Items from a figure collection:

· · ·

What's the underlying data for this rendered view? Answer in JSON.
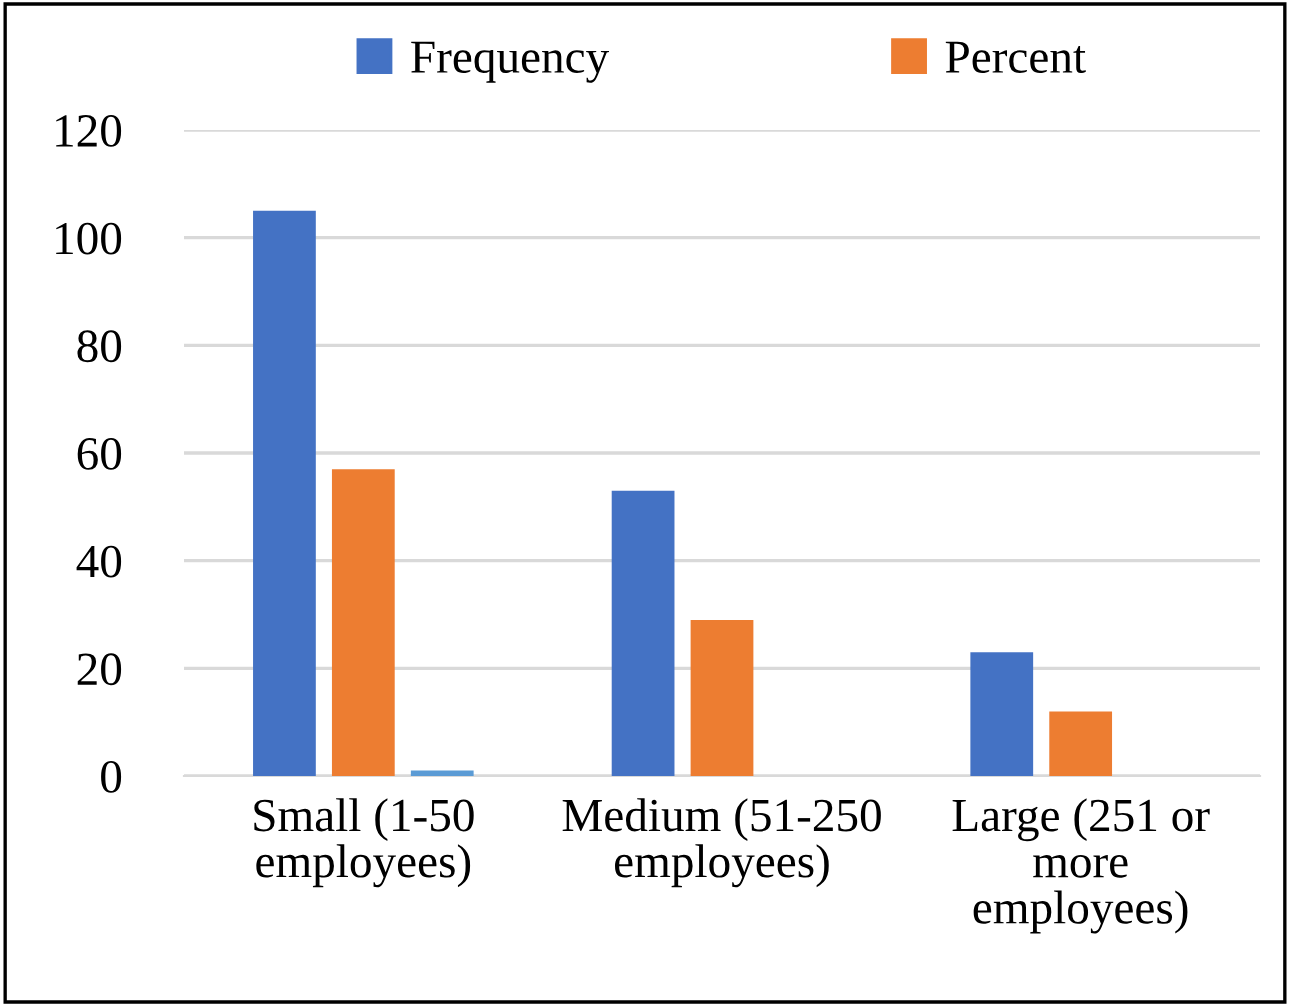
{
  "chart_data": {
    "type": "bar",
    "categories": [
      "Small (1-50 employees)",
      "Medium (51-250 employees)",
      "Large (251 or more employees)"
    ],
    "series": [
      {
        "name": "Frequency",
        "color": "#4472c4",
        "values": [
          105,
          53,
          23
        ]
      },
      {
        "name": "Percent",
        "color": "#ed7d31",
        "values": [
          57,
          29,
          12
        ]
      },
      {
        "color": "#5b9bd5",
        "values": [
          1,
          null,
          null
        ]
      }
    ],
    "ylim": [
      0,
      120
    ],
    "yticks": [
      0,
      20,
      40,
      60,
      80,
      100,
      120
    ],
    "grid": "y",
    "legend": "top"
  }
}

· · ·

DESCRIPTION OF THE TASK — Look through the entries above; copy every line holding the string "employees".

FINAL ANSWER —
      "Small (1-50 employees)",
      "Medium (51-250 employees)",
      "Large (251 or more employees)"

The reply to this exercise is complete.